Extracts from a graphics dataset:
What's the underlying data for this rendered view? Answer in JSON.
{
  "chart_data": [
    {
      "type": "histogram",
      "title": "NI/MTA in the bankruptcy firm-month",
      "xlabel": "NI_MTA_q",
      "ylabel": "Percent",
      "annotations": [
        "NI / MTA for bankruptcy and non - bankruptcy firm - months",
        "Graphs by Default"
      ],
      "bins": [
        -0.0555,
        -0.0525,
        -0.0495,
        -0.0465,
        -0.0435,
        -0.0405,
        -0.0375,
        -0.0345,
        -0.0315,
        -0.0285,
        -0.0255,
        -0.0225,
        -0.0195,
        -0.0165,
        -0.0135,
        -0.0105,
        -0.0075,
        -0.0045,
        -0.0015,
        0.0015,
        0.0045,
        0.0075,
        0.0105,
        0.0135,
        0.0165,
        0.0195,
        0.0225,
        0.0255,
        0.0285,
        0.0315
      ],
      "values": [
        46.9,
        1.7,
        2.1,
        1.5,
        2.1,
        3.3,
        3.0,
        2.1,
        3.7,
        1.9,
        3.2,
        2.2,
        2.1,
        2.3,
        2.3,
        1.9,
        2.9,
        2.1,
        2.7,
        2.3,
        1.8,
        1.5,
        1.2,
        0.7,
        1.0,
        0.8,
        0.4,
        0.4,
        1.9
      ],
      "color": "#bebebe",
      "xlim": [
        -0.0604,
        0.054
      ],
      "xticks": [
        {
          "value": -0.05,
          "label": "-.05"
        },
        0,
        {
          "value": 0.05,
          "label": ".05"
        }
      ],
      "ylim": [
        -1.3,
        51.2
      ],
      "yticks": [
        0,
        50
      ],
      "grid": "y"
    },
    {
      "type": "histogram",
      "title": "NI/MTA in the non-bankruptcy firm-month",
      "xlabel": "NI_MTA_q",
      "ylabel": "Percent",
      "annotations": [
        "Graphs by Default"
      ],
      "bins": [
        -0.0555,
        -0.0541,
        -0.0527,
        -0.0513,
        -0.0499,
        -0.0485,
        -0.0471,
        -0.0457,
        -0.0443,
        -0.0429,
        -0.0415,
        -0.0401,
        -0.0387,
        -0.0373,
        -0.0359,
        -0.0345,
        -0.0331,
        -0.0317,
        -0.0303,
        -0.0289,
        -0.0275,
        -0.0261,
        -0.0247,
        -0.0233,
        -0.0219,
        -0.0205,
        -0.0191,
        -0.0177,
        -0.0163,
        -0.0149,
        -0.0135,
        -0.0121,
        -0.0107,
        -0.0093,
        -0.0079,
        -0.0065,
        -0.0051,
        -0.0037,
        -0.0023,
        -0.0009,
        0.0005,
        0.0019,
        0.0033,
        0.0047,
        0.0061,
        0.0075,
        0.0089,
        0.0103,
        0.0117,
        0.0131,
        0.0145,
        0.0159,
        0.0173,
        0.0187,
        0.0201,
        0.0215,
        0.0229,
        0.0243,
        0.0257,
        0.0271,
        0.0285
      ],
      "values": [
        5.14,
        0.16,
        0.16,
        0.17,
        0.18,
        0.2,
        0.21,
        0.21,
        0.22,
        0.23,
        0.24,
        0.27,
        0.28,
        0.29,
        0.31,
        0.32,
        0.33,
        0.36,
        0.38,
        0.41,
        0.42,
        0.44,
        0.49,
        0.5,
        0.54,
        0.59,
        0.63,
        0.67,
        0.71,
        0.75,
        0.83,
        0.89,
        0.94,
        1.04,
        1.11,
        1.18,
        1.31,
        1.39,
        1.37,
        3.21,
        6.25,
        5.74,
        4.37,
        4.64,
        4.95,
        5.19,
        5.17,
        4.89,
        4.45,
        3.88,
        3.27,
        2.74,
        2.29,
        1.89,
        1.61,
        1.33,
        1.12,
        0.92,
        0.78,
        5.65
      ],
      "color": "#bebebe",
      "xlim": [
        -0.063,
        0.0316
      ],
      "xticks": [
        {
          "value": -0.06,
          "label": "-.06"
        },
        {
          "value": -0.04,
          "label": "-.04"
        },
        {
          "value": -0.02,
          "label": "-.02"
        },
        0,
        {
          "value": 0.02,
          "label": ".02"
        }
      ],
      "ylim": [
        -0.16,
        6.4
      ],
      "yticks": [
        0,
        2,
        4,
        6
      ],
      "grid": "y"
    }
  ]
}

◆ Instructions to follow
Using the data above, reproduce every line exactly.

◆ Reply to the task
What's the underlying data for this rendered view? Answer in JSON.
{
  "chart_data": [
    {
      "type": "histogram",
      "title": "NI/MTA in the bankruptcy firm-month",
      "xlabel": "NI_MTA_q",
      "ylabel": "Percent",
      "annotations": [
        "NI / MTA for bankruptcy and non - bankruptcy firm - months",
        "Graphs by Default"
      ],
      "bins": [
        -0.0555,
        -0.0525,
        -0.0495,
        -0.0465,
        -0.0435,
        -0.0405,
        -0.0375,
        -0.0345,
        -0.0315,
        -0.0285,
        -0.0255,
        -0.0225,
        -0.0195,
        -0.0165,
        -0.0135,
        -0.0105,
        -0.0075,
        -0.0045,
        -0.0015,
        0.0015,
        0.0045,
        0.0075,
        0.0105,
        0.0135,
        0.0165,
        0.0195,
        0.0225,
        0.0255,
        0.0285,
        0.0315
      ],
      "values": [
        46.9,
        1.7,
        2.1,
        1.5,
        2.1,
        3.3,
        3.0,
        2.1,
        3.7,
        1.9,
        3.2,
        2.2,
        2.1,
        2.3,
        2.3,
        1.9,
        2.9,
        2.1,
        2.7,
        2.3,
        1.8,
        1.5,
        1.2,
        0.7,
        1.0,
        0.8,
        0.4,
        0.4,
        1.9
      ],
      "color": "#bebebe",
      "xlim": [
        -0.0604,
        0.054
      ],
      "xticks": [
        {
          "value": -0.05,
          "label": "-.05"
        },
        0,
        {
          "value": 0.05,
          "label": ".05"
        }
      ],
      "ylim": [
        -1.3,
        51.2
      ],
      "yticks": [
        0,
        50
      ],
      "grid": "y"
    },
    {
      "type": "histogram",
      "title": "NI/MTA in the non-bankruptcy firm-month",
      "xlabel": "NI_MTA_q",
      "ylabel": "Percent",
      "annotations": [
        "Graphs by Default"
      ],
      "bins": [
        -0.0555,
        -0.0541,
        -0.0527,
        -0.0513,
        -0.0499,
        -0.0485,
        -0.0471,
        -0.0457,
        -0.0443,
        -0.0429,
        -0.0415,
        -0.0401,
        -0.0387,
        -0.0373,
        -0.0359,
        -0.0345,
        -0.0331,
        -0.0317,
        -0.0303,
        -0.0289,
        -0.0275,
        -0.0261,
        -0.0247,
        -0.0233,
        -0.0219,
        -0.0205,
        -0.0191,
        -0.0177,
        -0.0163,
        -0.0149,
        -0.0135,
        -0.0121,
        -0.0107,
        -0.0093,
        -0.0079,
        -0.0065,
        -0.0051,
        -0.0037,
        -0.0023,
        -0.0009,
        0.0005,
        0.0019,
        0.0033,
        0.0047,
        0.0061,
        0.0075,
        0.0089,
        0.0103,
        0.0117,
        0.0131,
        0.0145,
        0.0159,
        0.0173,
        0.0187,
        0.0201,
        0.0215,
        0.0229,
        0.0243,
        0.0257,
        0.0271,
        0.0285
      ],
      "values": [
        5.14,
        0.16,
        0.16,
        0.17,
        0.18,
        0.2,
        0.21,
        0.21,
        0.22,
        0.23,
        0.24,
        0.27,
        0.28,
        0.29,
        0.31,
        0.32,
        0.33,
        0.36,
        0.38,
        0.41,
        0.42,
        0.44,
        0.49,
        0.5,
        0.54,
        0.59,
        0.63,
        0.67,
        0.71,
        0.75,
        0.83,
        0.89,
        0.94,
        1.04,
        1.11,
        1.18,
        1.31,
        1.39,
        1.37,
        3.21,
        6.25,
        5.74,
        4.37,
        4.64,
        4.95,
        5.19,
        5.17,
        4.89,
        4.45,
        3.88,
        3.27,
        2.74,
        2.29,
        1.89,
        1.61,
        1.33,
        1.12,
        0.92,
        0.78,
        5.65
      ],
      "color": "#bebebe",
      "xlim": [
        -0.063,
        0.0316
      ],
      "xticks": [
        {
          "value": -0.06,
          "label": "-.06"
        },
        {
          "value": -0.04,
          "label": "-.04"
        },
        {
          "value": -0.02,
          "label": "-.02"
        },
        0,
        {
          "value": 0.02,
          "label": ".02"
        }
      ],
      "ylim": [
        -0.16,
        6.4
      ],
      "yticks": [
        0,
        2,
        4,
        6
      ],
      "grid": "y"
    }
  ]
}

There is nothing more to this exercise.